What follows is a set of records, each of which is to be written out exactly.

Dataset excerpts
..........

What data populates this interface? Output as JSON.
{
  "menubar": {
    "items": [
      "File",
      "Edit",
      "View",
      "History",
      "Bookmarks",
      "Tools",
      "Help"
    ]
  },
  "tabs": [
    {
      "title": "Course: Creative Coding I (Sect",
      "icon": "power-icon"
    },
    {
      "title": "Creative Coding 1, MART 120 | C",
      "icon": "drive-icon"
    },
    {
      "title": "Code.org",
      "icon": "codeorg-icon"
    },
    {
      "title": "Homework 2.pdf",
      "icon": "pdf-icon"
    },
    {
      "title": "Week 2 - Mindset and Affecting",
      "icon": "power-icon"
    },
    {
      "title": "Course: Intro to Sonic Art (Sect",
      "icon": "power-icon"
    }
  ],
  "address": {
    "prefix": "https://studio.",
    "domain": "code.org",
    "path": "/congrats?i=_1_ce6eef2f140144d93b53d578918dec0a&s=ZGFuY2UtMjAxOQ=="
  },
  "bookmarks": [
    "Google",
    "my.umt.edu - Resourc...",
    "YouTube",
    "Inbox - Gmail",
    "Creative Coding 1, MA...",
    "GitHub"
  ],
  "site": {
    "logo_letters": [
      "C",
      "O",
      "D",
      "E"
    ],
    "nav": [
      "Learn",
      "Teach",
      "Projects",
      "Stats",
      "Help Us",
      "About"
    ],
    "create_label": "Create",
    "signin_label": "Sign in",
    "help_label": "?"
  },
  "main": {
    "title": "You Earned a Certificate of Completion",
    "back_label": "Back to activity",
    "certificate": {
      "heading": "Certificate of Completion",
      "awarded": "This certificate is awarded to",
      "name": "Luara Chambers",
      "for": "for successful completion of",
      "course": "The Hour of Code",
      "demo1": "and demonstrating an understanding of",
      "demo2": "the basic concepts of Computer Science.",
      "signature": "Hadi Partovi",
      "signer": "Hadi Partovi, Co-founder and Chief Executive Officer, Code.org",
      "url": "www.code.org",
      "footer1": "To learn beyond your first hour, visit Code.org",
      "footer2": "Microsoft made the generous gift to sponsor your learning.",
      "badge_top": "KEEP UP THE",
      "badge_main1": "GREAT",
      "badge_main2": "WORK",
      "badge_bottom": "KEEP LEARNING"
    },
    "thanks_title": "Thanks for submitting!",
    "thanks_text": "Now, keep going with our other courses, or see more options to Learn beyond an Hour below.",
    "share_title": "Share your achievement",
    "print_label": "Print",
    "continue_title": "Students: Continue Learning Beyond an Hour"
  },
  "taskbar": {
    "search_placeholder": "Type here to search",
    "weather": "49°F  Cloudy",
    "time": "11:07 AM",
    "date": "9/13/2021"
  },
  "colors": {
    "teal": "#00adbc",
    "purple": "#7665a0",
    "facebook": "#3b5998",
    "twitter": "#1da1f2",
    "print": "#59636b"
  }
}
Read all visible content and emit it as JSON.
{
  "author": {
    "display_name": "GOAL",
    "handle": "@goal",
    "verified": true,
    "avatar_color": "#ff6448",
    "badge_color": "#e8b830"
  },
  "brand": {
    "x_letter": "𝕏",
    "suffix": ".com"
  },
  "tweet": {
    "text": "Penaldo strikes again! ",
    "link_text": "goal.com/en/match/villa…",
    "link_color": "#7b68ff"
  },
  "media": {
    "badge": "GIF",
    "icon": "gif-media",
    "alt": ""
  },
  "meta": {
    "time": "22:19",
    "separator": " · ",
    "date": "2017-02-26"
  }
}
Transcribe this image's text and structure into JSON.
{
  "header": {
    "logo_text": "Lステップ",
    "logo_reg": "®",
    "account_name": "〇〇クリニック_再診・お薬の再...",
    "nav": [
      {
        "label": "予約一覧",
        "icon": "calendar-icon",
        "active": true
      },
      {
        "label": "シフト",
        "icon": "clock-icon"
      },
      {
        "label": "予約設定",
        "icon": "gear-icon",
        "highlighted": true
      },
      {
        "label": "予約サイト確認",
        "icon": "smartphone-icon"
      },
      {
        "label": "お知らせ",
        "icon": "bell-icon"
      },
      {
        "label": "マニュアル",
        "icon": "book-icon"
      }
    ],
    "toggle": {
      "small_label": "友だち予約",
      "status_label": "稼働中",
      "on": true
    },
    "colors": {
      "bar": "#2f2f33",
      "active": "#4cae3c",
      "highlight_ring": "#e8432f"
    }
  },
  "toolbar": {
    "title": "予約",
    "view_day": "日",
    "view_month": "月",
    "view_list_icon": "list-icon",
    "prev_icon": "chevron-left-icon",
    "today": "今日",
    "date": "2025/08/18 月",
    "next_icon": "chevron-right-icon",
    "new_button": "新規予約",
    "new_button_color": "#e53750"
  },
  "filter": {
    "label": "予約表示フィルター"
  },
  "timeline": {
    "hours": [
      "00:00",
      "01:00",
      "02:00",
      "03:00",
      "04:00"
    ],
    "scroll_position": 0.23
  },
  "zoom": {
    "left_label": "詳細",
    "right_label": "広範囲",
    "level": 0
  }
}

..........

## Response to the task
What data populates this interface? Output as JSON.
{
  "menubar": {
    "items": [
      "File",
      "Edit",
      "View",
      "History",
      "Bookmarks",
      "Tools",
      "Help"
    ]
  },
  "tabs": [
    {
      "title": "Course: Creative Coding I (Sect",
      "icon": "power-icon"
    },
    {
      "title": "Creative Coding 1, MART 120 | C",
      "icon": "drive-icon"
    },
    {
      "title": "Code.org",
      "icon": "codeorg-icon"
    },
    {
      "title": "Homework 2.pdf",
      "icon": "pdf-icon"
    },
    {
      "title": "Week 2 - Mindset and Affecting",
      "icon": "power-icon"
    },
    {
      "title": "Course: Intro to Sonic Art (Sect",
      "icon": "power-icon"
    }
  ],
  "address": {
    "prefix": "https://studio.",
    "domain": "code.org",
    "path": "/congrats?i=_1_ce6eef2f140144d93b53d578918dec0a&s=ZGFuY2UtMjAxOQ=="
  },
  "bookmarks": [
    "Google",
    "my.umt.edu - Resourc...",
    "YouTube",
    "Inbox - Gmail",
    "Creative Coding 1, MA...",
    "GitHub"
  ],
  "site": {
    "logo_letters": [
      "C",
      "O",
      "D",
      "E"
    ],
    "nav": [
      "Learn",
      "Teach",
      "Projects",
      "Stats",
      "Help Us",
      "About"
    ],
    "create_label": "Create",
    "signin_label": "Sign in",
    "help_label": "?"
  },
  "main": {
    "title": "You Earned a Certificate of Completion",
    "back_label": "Back to activity",
    "certificate": {
      "heading": "Certificate of Completion",
      "awarded": "This certificate is awarded to",
      "name": "Luara Chambers",
      "for": "for successful completion of",
      "course": "The Hour of Code",
      "demo1": "and demonstrating an understanding of",
      "demo2": "the basic concepts of Computer Science.",
      "signature": "Hadi Partovi",
      "signer": "Hadi Partovi, Co-founder and Chief Executive Officer, Code.org",
      "url": "www.code.org",
      "footer1": "To learn beyond your first hour, visit Code.org",
      "footer2": "Microsoft made the generous gift to sponsor your learning.",
      "badge_top": "KEEP UP THE",
      "badge_main1": "GREAT",
      "badge_main2": "WORK",
      "badge_bottom": "KEEP LEARNING"
    },
    "thanks_title": "Thanks for submitting!",
    "thanks_text": "Now, keep going with our other courses, or see more options to Learn beyond an Hour below.",
    "share_title": "Share your achievement",
    "print_label": "Print",
    "continue_title": "Students: Continue Learning Beyond an Hour"
  },
  "taskbar": {
    "search_placeholder": "Type here to search",
    "weather": "49°F  Cloudy",
    "time": "11:07 AM",
    "date": "9/13/2021"
  },
  "colors": {
    "teal": "#00adbc",
    "purple": "#7665a0",
    "facebook": "#3b5998",
    "twitter": "#1da1f2",
    "print": "#59636b"
  }
}
Read all visible content and emit it as JSON.
{
  "author": {
    "display_name": "GOAL",
    "handle": "@goal",
    "verified": true,
    "avatar_color": "#ff6448",
    "badge_color": "#e8b830"
  },
  "brand": {
    "x_letter": "𝕏",
    "suffix": ".com"
  },
  "tweet": {
    "text": "Penaldo strikes again! ",
    "link_text": "goal.com/en/match/villa…",
    "link_color": "#7b68ff"
  },
  "media": {
    "badge": "GIF",
    "icon": "gif-media",
    "alt": ""
  },
  "meta": {
    "time": "22:19",
    "separator": " · ",
    "date": "2017-02-26"
  }
}
Transcribe this image's text and structure into JSON.
{
  "header": {
    "logo_text": "Lステップ",
    "logo_reg": "®",
    "account_name": "〇〇クリニック_再診・お薬の再...",
    "nav": [
      {
        "label": "予約一覧",
        "icon": "calendar-icon",
        "active": true
      },
      {
        "label": "シフト",
        "icon": "clock-icon"
      },
      {
        "label": "予約設定",
        "icon": "gear-icon",
        "highlighted": true
      },
      {
        "label": "予約サイト確認",
        "icon": "smartphone-icon"
      },
      {
        "label": "お知らせ",
        "icon": "bell-icon"
      },
      {
        "label": "マニュアル",
        "icon": "book-icon"
      }
    ],
    "toggle": {
      "small_label": "友だち予約",
      "status_label": "稼働中",
      "on": true
    },
    "colors": {
      "bar": "#2f2f33",
      "active": "#4cae3c",
      "highlight_ring": "#e8432f"
    }
  },
  "toolbar": {
    "title": "予約",
    "view_day": "日",
    "view_month": "月",
    "view_list_icon": "list-icon",
    "prev_icon": "chevron-left-icon",
    "today": "今日",
    "date": "2025/08/18 月",
    "next_icon": "chevron-right-icon",
    "new_button": "新規予約",
    "new_button_color": "#e53750"
  },
  "filter": {
    "label": "予約表示フィルター"
  },
  "timeline": {
    "hours": [
      "00:00",
      "01:00",
      "02:00",
      "03:00",
      "04:00"
    ],
    "scroll_position": 0.23
  },
  "zoom": {
    "left_label": "詳細",
    "right_label": "広範囲",
    "level": 0
  }
}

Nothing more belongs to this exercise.